Extract each line from the entries below that has the string "percent" in it.
== Supplied information ==
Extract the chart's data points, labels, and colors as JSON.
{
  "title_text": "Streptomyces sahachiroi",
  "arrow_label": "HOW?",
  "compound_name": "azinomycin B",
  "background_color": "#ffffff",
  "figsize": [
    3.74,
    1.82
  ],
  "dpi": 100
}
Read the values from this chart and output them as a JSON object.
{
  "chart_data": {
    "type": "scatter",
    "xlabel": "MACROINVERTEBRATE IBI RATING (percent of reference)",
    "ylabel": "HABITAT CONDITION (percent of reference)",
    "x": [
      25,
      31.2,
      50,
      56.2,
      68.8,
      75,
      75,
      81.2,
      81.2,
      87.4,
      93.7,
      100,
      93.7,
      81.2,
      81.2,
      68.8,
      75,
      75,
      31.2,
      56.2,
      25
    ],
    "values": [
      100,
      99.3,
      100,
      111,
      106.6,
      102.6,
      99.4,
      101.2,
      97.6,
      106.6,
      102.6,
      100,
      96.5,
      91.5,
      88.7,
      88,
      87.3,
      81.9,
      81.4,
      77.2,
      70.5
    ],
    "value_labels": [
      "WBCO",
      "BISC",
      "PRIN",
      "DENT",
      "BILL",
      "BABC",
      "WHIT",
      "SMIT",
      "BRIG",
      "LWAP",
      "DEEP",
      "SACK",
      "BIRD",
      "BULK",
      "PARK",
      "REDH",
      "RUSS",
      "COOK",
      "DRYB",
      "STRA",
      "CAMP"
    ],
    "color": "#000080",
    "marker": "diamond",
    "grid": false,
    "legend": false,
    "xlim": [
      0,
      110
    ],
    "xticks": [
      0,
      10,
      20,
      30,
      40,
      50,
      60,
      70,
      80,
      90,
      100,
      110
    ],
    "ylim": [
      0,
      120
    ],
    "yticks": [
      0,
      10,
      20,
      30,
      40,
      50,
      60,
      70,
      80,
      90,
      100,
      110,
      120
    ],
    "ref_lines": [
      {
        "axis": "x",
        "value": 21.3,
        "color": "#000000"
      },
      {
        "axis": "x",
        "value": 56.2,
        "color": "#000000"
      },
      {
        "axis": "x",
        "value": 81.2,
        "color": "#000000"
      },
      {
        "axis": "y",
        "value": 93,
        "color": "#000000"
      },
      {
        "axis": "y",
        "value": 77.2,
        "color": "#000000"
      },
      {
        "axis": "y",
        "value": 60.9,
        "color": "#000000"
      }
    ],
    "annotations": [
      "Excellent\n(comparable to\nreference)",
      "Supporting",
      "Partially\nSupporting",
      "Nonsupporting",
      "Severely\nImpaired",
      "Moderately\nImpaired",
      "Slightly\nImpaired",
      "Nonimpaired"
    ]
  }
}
===
## Response to this task
    "xlabel": "MACROINVERTEBRATE IBI RATING (percent of reference)",
    "ylabel": "HABITAT CONDITION (percent of reference)",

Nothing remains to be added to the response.